> DATA LISTING
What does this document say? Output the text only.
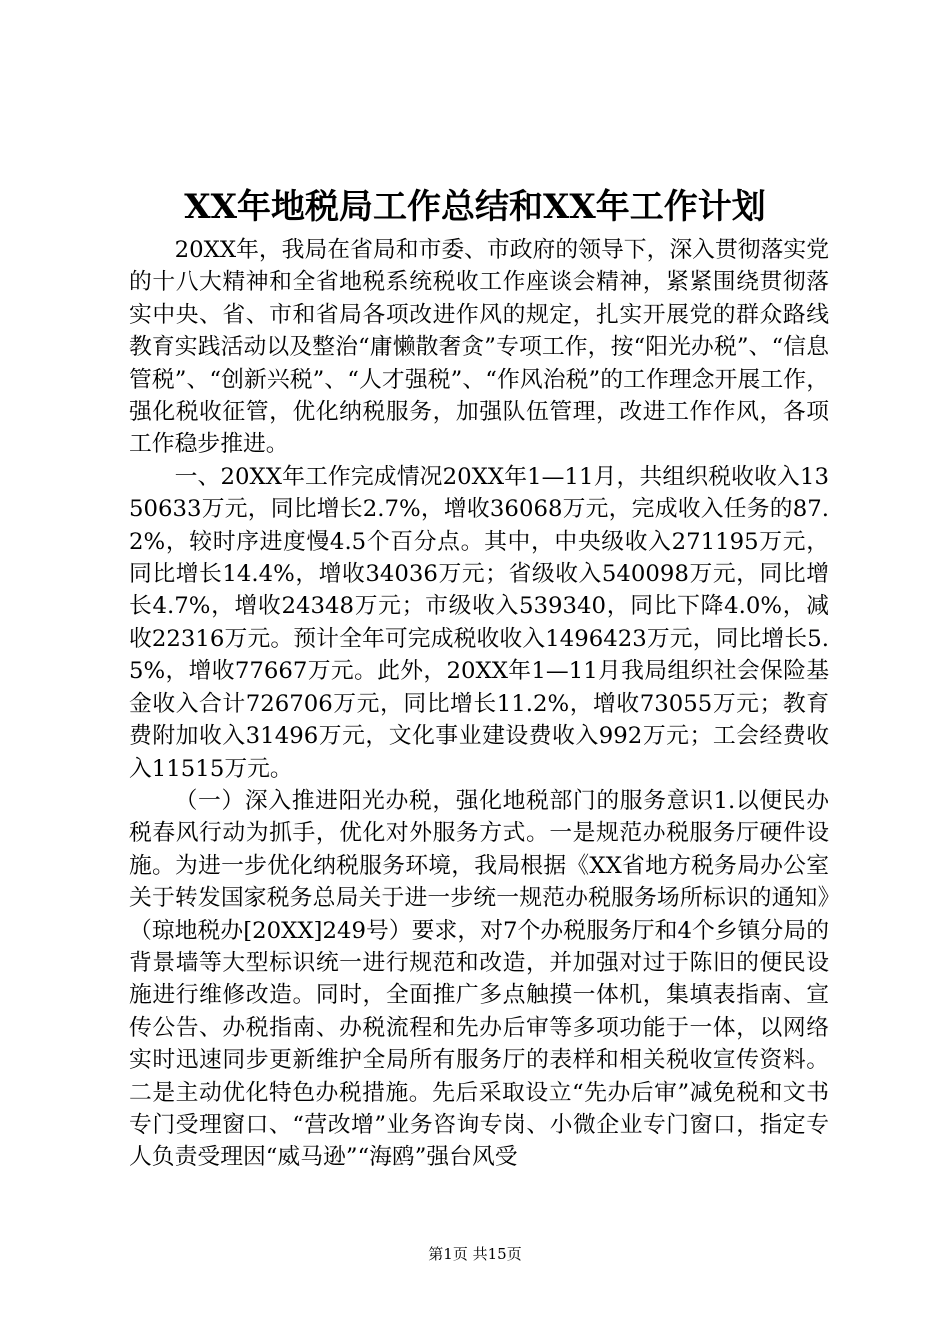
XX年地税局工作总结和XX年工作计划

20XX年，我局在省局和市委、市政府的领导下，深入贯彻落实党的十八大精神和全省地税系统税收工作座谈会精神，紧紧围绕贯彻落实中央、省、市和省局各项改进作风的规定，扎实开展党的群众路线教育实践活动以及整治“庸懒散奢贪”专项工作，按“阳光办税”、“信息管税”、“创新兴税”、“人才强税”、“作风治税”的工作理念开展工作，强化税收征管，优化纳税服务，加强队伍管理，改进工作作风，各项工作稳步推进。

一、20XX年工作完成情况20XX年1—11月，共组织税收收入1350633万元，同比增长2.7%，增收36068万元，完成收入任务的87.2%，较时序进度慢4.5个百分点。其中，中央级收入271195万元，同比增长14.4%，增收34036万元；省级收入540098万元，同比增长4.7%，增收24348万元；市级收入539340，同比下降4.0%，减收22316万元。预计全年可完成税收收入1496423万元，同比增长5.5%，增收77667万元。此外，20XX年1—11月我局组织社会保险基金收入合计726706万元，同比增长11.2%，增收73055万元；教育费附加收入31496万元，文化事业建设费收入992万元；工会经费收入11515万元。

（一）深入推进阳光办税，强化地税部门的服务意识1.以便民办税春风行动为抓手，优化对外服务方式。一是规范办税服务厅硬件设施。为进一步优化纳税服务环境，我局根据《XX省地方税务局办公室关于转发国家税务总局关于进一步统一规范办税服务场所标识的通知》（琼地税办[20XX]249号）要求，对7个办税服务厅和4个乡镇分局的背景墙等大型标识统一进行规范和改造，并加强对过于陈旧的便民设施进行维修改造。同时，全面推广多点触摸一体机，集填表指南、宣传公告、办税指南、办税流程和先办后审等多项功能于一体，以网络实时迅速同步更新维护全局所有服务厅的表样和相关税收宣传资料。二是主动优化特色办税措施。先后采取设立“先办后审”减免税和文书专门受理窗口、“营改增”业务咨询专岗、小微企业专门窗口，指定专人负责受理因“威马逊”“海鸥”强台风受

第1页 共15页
--
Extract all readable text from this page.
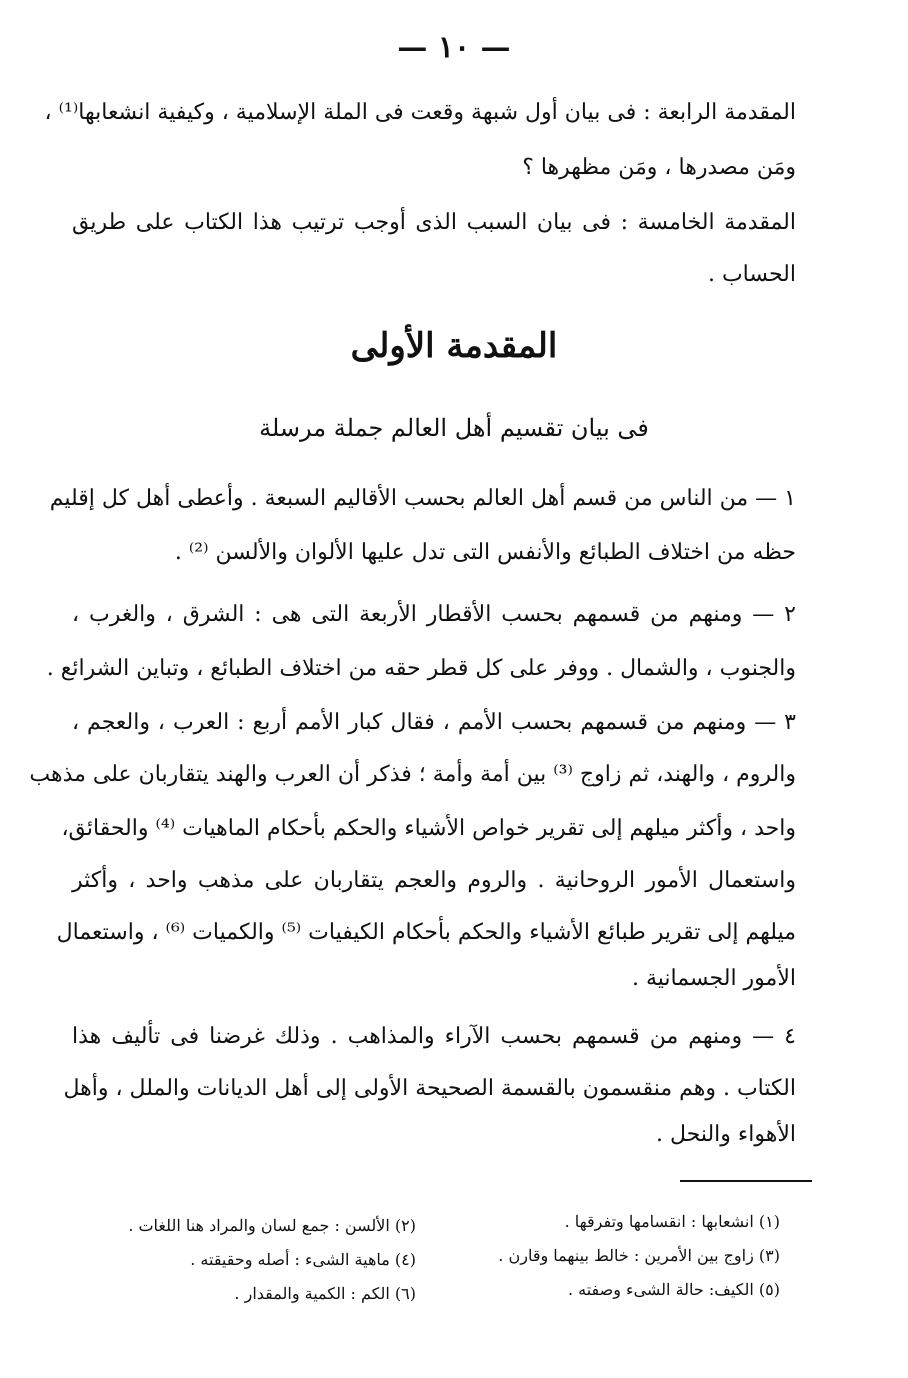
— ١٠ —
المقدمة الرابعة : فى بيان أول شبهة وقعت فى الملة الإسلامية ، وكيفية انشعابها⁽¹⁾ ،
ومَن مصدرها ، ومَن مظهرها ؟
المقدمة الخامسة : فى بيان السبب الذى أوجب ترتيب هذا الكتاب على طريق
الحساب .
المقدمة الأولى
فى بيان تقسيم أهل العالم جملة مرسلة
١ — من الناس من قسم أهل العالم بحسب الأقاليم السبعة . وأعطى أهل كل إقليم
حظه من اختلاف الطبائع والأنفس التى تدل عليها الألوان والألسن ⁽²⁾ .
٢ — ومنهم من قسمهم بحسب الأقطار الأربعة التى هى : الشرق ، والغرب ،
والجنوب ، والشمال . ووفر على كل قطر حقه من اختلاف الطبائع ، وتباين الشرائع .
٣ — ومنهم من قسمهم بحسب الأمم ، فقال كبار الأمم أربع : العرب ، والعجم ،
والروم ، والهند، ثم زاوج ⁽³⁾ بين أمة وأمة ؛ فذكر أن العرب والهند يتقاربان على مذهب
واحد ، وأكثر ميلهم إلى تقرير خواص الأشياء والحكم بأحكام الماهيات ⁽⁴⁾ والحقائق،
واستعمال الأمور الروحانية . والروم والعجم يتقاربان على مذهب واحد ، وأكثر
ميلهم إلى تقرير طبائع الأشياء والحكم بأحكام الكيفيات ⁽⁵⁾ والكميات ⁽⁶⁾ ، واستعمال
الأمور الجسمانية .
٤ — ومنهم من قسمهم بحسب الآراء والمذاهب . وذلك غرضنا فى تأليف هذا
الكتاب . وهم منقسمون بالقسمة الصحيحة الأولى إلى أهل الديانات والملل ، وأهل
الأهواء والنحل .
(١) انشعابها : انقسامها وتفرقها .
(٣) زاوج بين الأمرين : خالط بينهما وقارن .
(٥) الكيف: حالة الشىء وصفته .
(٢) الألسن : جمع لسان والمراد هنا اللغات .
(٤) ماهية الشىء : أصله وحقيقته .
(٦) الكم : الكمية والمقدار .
...
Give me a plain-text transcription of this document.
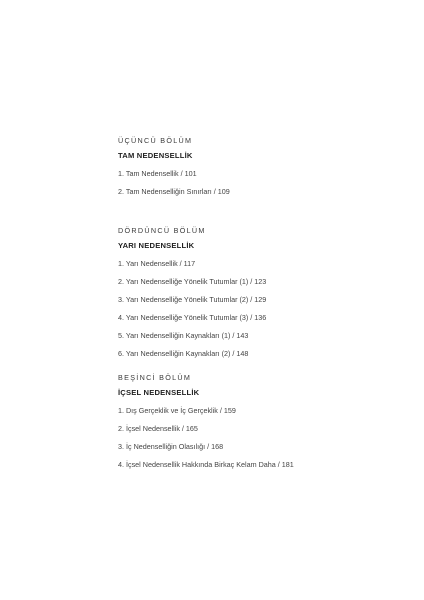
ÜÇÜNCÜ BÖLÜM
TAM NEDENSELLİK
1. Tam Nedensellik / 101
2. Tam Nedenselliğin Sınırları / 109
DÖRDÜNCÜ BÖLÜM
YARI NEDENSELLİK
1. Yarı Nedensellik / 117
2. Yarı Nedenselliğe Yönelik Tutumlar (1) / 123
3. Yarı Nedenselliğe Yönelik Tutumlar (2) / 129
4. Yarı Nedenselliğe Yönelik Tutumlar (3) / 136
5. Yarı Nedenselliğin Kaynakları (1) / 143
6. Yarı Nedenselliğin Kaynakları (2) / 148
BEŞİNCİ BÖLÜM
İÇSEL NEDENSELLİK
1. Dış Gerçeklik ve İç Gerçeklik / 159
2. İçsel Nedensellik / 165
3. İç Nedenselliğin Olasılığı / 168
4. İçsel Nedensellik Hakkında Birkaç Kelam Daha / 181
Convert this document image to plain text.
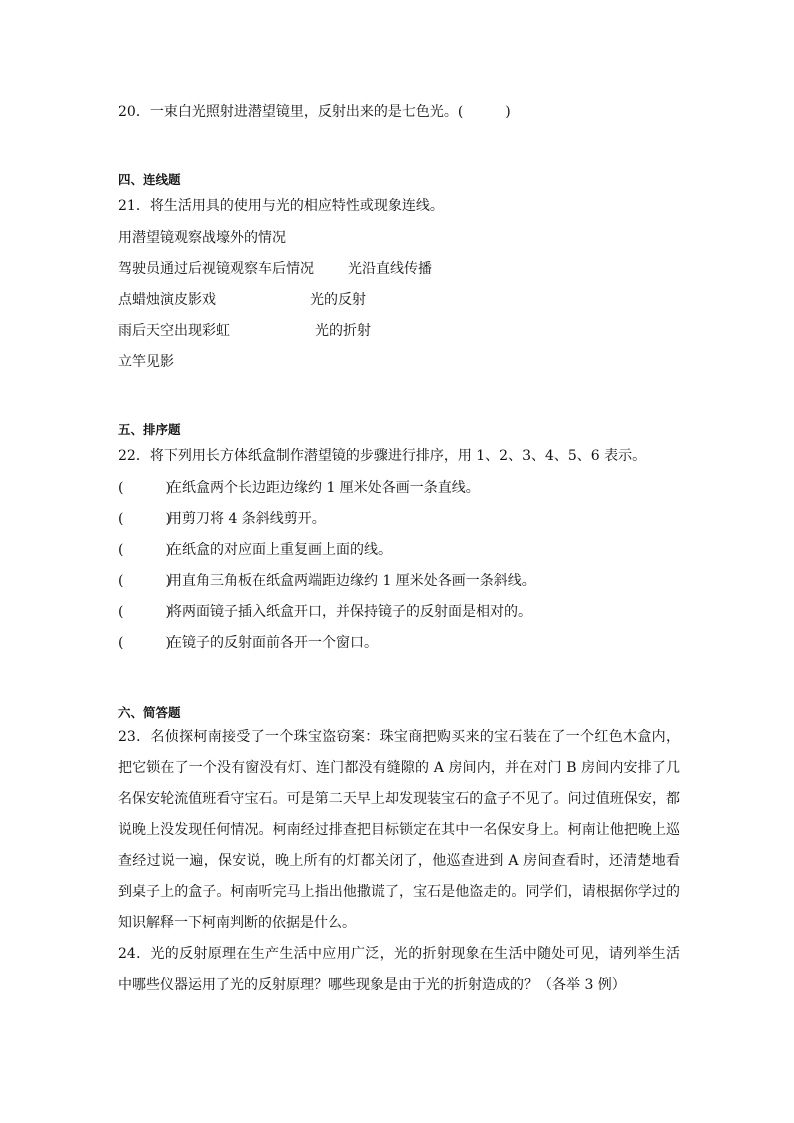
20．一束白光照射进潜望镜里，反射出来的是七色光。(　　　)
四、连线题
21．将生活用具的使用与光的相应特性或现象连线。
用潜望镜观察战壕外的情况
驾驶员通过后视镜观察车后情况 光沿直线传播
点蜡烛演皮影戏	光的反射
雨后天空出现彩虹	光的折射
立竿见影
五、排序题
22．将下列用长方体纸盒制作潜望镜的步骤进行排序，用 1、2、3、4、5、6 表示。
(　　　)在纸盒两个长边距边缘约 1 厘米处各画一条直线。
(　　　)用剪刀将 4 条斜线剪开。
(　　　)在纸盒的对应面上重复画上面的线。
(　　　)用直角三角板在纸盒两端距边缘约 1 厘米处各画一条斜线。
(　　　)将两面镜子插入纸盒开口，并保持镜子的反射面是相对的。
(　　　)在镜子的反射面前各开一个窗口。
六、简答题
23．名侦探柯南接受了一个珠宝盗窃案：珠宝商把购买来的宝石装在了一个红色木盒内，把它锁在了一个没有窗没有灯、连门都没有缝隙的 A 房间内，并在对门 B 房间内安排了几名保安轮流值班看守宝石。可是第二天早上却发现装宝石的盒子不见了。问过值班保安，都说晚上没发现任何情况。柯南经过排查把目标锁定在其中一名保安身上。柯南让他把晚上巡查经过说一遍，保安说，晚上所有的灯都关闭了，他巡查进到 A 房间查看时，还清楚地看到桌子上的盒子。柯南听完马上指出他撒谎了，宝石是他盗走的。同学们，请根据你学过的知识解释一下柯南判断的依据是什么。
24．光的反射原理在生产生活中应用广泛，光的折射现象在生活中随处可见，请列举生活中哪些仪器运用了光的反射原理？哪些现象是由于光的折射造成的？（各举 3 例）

> TASK DESCRIPTION
Of the lines in the records, how many contain the word "والعجم"? Answer with the number and nothing else.

> EXERCISE RESULT
2